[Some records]
+ + + + +
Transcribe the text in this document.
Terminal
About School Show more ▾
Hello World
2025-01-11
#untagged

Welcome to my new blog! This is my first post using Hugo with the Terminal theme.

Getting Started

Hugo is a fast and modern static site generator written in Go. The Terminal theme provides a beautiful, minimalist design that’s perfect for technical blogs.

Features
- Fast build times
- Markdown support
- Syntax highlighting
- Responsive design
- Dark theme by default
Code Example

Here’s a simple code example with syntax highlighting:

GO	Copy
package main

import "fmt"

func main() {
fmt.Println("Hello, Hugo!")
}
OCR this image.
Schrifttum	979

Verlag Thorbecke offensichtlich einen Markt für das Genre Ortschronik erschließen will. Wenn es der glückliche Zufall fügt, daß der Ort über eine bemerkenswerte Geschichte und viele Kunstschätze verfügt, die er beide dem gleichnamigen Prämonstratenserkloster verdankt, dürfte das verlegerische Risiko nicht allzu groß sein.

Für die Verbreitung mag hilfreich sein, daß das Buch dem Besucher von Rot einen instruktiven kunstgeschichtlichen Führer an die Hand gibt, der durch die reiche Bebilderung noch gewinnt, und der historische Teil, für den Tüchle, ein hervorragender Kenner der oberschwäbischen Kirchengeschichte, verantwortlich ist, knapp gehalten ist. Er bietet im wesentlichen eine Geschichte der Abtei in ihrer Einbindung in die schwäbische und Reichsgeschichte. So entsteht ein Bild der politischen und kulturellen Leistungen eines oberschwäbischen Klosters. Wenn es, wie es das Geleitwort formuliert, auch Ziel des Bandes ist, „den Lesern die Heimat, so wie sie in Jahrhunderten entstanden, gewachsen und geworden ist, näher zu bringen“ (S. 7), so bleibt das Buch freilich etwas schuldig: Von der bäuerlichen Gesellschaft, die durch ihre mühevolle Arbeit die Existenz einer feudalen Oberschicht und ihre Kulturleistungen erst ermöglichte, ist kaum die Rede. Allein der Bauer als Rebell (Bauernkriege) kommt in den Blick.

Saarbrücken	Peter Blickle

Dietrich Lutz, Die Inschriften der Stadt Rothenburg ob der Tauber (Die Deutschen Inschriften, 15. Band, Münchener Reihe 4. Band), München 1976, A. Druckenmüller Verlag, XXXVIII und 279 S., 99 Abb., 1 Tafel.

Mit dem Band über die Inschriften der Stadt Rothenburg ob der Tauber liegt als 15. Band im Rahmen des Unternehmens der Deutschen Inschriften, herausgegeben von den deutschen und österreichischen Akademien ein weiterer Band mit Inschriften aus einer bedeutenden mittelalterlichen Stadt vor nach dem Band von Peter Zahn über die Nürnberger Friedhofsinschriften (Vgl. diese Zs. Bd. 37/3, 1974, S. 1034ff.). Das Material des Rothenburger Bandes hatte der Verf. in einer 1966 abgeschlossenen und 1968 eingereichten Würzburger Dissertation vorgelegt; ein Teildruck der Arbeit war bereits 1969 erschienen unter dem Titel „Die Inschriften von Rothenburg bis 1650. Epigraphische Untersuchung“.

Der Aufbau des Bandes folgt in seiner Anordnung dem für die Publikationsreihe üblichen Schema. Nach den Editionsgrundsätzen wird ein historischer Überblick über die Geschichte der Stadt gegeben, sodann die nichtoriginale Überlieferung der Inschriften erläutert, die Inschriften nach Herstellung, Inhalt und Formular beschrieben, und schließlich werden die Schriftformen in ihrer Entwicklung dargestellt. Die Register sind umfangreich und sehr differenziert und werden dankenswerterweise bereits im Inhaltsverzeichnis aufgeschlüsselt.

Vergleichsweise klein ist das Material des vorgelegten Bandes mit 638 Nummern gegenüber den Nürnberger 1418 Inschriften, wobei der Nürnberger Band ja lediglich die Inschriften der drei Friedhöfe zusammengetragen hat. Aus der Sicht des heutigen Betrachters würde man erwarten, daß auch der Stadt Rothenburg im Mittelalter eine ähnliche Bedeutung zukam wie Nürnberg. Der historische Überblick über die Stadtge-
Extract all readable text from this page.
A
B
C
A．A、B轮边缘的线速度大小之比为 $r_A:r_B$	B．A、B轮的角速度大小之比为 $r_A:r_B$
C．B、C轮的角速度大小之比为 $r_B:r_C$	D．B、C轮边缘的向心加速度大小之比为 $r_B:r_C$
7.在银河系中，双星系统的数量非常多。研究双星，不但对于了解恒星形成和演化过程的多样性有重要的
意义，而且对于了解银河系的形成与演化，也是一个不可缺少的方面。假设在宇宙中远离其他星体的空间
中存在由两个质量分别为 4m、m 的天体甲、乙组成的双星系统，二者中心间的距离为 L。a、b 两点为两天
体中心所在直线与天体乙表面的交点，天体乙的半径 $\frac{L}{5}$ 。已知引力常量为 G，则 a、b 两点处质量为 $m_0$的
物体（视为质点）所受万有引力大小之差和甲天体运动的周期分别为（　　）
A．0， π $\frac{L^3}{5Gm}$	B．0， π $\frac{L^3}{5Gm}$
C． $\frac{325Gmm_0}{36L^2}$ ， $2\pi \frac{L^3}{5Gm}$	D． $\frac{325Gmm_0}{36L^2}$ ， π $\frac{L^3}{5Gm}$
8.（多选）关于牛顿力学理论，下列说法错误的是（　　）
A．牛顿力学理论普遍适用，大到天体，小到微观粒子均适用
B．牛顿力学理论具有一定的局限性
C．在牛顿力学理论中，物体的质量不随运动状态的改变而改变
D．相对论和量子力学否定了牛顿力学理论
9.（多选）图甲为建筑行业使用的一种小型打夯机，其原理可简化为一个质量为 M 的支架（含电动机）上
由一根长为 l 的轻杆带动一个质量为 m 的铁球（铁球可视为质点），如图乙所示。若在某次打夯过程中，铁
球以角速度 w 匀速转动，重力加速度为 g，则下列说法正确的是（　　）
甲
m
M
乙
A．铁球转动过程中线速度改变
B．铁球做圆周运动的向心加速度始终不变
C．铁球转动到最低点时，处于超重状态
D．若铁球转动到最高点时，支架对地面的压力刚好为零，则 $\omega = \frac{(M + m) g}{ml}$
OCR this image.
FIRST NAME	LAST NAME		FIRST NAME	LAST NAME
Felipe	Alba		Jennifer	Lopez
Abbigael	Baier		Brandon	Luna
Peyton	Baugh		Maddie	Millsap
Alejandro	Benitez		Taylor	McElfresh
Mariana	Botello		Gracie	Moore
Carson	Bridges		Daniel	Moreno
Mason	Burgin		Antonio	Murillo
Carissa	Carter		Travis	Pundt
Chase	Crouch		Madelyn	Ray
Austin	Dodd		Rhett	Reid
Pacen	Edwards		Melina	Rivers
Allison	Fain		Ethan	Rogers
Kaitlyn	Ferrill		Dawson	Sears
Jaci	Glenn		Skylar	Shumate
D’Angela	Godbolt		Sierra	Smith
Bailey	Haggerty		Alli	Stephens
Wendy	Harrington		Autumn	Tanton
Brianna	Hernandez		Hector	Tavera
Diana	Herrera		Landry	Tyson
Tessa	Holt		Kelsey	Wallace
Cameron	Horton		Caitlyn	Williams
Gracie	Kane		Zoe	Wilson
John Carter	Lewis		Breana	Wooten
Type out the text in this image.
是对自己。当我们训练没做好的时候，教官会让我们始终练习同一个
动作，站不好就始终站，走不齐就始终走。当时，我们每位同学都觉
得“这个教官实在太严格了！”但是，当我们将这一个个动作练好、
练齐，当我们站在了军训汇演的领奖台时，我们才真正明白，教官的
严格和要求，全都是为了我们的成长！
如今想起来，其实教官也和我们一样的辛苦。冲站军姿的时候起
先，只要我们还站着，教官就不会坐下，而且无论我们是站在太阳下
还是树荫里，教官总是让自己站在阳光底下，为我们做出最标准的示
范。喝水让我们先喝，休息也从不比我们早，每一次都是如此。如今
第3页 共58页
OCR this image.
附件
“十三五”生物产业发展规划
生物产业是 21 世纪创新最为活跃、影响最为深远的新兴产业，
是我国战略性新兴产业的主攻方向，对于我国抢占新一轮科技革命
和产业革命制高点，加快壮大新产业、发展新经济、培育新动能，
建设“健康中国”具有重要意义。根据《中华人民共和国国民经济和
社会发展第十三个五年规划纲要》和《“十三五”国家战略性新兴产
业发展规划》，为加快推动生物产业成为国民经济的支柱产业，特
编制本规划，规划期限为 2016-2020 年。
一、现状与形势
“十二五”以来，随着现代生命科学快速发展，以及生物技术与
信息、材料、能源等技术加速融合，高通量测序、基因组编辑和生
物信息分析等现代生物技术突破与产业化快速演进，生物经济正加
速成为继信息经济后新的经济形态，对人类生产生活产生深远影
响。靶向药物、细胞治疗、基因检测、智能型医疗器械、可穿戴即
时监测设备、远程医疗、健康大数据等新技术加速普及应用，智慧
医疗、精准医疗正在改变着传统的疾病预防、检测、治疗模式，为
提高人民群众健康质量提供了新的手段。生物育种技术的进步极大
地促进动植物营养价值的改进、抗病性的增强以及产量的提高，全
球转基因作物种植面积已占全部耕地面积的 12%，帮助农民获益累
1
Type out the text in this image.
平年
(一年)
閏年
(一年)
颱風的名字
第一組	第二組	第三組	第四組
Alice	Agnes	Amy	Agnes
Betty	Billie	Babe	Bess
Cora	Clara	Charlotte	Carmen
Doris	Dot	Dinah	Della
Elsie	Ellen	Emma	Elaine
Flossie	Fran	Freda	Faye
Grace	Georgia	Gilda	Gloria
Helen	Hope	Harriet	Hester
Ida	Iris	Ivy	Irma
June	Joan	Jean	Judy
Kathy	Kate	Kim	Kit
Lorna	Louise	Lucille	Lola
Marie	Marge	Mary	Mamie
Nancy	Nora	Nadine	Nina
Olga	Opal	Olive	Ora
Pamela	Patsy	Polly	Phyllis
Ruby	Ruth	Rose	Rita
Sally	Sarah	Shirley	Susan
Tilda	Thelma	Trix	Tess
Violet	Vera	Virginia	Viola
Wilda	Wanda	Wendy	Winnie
+ + + + +
## TASK BRIEF
Pull every line containing the word "Carter" out of the material and copy it.

## RESULT BELOW
Carissa	Carter		Travis	Pundt
John Carter	Lewis		Breana	Wooten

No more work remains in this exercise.